Figure record extracts
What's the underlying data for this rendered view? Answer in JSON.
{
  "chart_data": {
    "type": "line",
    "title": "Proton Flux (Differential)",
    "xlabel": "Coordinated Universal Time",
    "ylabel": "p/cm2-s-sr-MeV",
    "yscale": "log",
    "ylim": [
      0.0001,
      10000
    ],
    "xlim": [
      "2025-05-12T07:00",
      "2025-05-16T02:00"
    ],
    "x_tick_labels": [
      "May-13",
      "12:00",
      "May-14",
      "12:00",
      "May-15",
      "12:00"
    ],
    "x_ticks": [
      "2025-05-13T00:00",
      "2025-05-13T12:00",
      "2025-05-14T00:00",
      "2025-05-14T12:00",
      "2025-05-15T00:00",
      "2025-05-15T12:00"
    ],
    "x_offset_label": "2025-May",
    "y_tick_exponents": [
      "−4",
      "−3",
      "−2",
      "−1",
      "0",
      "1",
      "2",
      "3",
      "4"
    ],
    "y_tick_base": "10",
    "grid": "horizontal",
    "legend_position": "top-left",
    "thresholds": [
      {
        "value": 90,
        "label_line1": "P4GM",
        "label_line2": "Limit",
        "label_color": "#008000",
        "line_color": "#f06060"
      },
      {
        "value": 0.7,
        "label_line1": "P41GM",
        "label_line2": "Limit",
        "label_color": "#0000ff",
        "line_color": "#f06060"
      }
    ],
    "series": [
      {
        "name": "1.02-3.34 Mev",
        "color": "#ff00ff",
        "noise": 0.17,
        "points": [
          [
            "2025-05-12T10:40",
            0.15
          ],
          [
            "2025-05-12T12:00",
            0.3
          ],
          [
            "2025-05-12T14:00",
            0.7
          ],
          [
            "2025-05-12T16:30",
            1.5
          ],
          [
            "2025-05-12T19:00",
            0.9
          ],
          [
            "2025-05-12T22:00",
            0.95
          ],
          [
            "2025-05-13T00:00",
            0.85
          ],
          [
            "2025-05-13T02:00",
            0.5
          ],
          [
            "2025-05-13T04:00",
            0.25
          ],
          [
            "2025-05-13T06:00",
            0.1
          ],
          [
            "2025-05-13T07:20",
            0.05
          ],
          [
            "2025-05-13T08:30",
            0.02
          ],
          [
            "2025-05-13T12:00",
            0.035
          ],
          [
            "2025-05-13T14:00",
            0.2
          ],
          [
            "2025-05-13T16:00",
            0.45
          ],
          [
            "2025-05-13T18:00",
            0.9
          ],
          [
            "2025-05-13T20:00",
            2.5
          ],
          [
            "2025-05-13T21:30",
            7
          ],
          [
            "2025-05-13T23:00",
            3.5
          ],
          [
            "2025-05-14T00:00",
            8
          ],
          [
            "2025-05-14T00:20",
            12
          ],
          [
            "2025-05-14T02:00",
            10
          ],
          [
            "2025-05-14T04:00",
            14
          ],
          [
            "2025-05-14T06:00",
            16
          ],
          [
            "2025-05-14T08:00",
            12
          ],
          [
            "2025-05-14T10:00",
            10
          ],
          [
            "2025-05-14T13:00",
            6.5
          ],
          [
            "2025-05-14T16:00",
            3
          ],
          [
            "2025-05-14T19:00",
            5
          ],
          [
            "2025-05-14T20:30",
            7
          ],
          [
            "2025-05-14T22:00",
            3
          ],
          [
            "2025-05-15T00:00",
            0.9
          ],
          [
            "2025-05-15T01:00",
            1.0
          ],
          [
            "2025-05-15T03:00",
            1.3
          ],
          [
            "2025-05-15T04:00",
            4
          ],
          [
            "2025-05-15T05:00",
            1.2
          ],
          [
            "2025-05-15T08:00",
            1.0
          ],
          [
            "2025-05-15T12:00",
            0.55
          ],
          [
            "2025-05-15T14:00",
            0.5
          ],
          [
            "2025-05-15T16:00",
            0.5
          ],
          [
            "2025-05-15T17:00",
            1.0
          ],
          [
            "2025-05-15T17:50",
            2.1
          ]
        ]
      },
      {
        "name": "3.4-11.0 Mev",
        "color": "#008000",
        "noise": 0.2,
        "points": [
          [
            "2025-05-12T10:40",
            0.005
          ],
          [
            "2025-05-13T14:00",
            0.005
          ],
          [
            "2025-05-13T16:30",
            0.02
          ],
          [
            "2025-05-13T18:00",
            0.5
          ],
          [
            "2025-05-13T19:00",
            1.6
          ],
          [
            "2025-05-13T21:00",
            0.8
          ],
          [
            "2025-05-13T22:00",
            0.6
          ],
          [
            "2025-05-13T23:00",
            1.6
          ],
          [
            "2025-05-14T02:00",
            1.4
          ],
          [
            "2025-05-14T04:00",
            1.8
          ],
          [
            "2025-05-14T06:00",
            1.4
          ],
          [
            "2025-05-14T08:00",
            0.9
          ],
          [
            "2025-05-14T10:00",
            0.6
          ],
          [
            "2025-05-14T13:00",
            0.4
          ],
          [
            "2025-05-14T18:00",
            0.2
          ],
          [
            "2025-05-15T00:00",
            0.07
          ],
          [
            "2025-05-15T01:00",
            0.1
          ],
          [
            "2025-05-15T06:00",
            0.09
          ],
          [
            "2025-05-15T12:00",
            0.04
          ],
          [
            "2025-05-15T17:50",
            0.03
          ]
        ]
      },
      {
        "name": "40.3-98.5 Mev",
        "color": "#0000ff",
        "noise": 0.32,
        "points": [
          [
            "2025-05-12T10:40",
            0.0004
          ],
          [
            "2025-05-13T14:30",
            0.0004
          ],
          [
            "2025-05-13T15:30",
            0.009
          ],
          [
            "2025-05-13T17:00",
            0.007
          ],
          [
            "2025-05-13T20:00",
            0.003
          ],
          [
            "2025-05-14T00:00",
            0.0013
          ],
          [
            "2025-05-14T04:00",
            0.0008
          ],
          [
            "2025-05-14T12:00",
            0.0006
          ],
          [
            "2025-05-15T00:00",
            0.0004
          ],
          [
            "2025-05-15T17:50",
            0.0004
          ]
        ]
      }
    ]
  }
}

### PROBLEM DETAILS
Reproduce the full listing above, character for character.

### CORRECT RESULT
What's the underlying data for this rendered view? Answer in JSON.
{
  "chart_data": {
    "type": "line",
    "title": "Proton Flux (Differential)",
    "xlabel": "Coordinated Universal Time",
    "ylabel": "p/cm2-s-sr-MeV",
    "yscale": "log",
    "ylim": [
      0.0001,
      10000
    ],
    "xlim": [
      "2025-05-12T07:00",
      "2025-05-16T02:00"
    ],
    "x_tick_labels": [
      "May-13",
      "12:00",
      "May-14",
      "12:00",
      "May-15",
      "12:00"
    ],
    "x_ticks": [
      "2025-05-13T00:00",
      "2025-05-13T12:00",
      "2025-05-14T00:00",
      "2025-05-14T12:00",
      "2025-05-15T00:00",
      "2025-05-15T12:00"
    ],
    "x_offset_label": "2025-May",
    "y_tick_exponents": [
      "−4",
      "−3",
      "−2",
      "−1",
      "0",
      "1",
      "2",
      "3",
      "4"
    ],
    "y_tick_base": "10",
    "grid": "horizontal",
    "legend_position": "top-left",
    "thresholds": [
      {
        "value": 90,
        "label_line1": "P4GM",
        "label_line2": "Limit",
        "label_color": "#008000",
        "line_color": "#f06060"
      },
      {
        "value": 0.7,
        "label_line1": "P41GM",
        "label_line2": "Limit",
        "label_color": "#0000ff",
        "line_color": "#f06060"
      }
    ],
    "series": [
      {
        "name": "1.02-3.34 Mev",
        "color": "#ff00ff",
        "noise": 0.17,
        "points": [
          [
            "2025-05-12T10:40",
            0.15
          ],
          [
            "2025-05-12T12:00",
            0.3
          ],
          [
            "2025-05-12T14:00",
            0.7
          ],
          [
            "2025-05-12T16:30",
            1.5
          ],
          [
            "2025-05-12T19:00",
            0.9
          ],
          [
            "2025-05-12T22:00",
            0.95
          ],
          [
            "2025-05-13T00:00",
            0.85
          ],
          [
            "2025-05-13T02:00",
            0.5
          ],
          [
            "2025-05-13T04:00",
            0.25
          ],
          [
            "2025-05-13T06:00",
            0.1
          ],
          [
            "2025-05-13T07:20",
            0.05
          ],
          [
            "2025-05-13T08:30",
            0.02
          ],
          [
            "2025-05-13T12:00",
            0.035
          ],
          [
            "2025-05-13T14:00",
            0.2
          ],
          [
            "2025-05-13T16:00",
            0.45
          ],
          [
            "2025-05-13T18:00",
            0.9
          ],
          [
            "2025-05-13T20:00",
            2.5
          ],
          [
            "2025-05-13T21:30",
            7
          ],
          [
            "2025-05-13T23:00",
            3.5
          ],
          [
            "2025-05-14T00:00",
            8
          ],
          [
            "2025-05-14T00:20",
            12
          ],
          [
            "2025-05-14T02:00",
            10
          ],
          [
            "2025-05-14T04:00",
            14
          ],
          [
            "2025-05-14T06:00",
            16
          ],
          [
            "2025-05-14T08:00",
            12
          ],
          [
            "2025-05-14T10:00",
            10
          ],
          [
            "2025-05-14T13:00",
            6.5
          ],
          [
            "2025-05-14T16:00",
            3
          ],
          [
            "2025-05-14T19:00",
            5
          ],
          [
            "2025-05-14T20:30",
            7
          ],
          [
            "2025-05-14T22:00",
            3
          ],
          [
            "2025-05-15T00:00",
            0.9
          ],
          [
            "2025-05-15T01:00",
            1.0
          ],
          [
            "2025-05-15T03:00",
            1.3
          ],
          [
            "2025-05-15T04:00",
            4
          ],
          [
            "2025-05-15T05:00",
            1.2
          ],
          [
            "2025-05-15T08:00",
            1.0
          ],
          [
            "2025-05-15T12:00",
            0.55
          ],
          [
            "2025-05-15T14:00",
            0.5
          ],
          [
            "2025-05-15T16:00",
            0.5
          ],
          [
            "2025-05-15T17:00",
            1.0
          ],
          [
            "2025-05-15T17:50",
            2.1
          ]
        ]
      },
      {
        "name": "3.4-11.0 Mev",
        "color": "#008000",
        "noise": 0.2,
        "points": [
          [
            "2025-05-12T10:40",
            0.005
          ],
          [
            "2025-05-13T14:00",
            0.005
          ],
          [
            "2025-05-13T16:30",
            0.02
          ],
          [
            "2025-05-13T18:00",
            0.5
          ],
          [
            "2025-05-13T19:00",
            1.6
          ],
          [
            "2025-05-13T21:00",
            0.8
          ],
          [
            "2025-05-13T22:00",
            0.6
          ],
          [
            "2025-05-13T23:00",
            1.6
          ],
          [
            "2025-05-14T02:00",
            1.4
          ],
          [
            "2025-05-14T04:00",
            1.8
          ],
          [
            "2025-05-14T06:00",
            1.4
          ],
          [
            "2025-05-14T08:00",
            0.9
          ],
          [
            "2025-05-14T10:00",
            0.6
          ],
          [
            "2025-05-14T13:00",
            0.4
          ],
          [
            "2025-05-14T18:00",
            0.2
          ],
          [
            "2025-05-15T00:00",
            0.07
          ],
          [
            "2025-05-15T01:00",
            0.1
          ],
          [
            "2025-05-15T06:00",
            0.09
          ],
          [
            "2025-05-15T12:00",
            0.04
          ],
          [
            "2025-05-15T17:50",
            0.03
          ]
        ]
      },
      {
        "name": "40.3-98.5 Mev",
        "color": "#0000ff",
        "noise": 0.32,
        "points": [
          [
            "2025-05-12T10:40",
            0.0004
          ],
          [
            "2025-05-13T14:30",
            0.0004
          ],
          [
            "2025-05-13T15:30",
            0.009
          ],
          [
            "2025-05-13T17:00",
            0.007
          ],
          [
            "2025-05-13T20:00",
            0.003
          ],
          [
            "2025-05-14T00:00",
            0.0013
          ],
          [
            "2025-05-14T04:00",
            0.0008
          ],
          [
            "2025-05-14T12:00",
            0.0006
          ],
          [
            "2025-05-15T00:00",
            0.0004
          ],
          [
            "2025-05-15T17:50",
            0.0004
          ]
        ]
      }
    ]
  }
}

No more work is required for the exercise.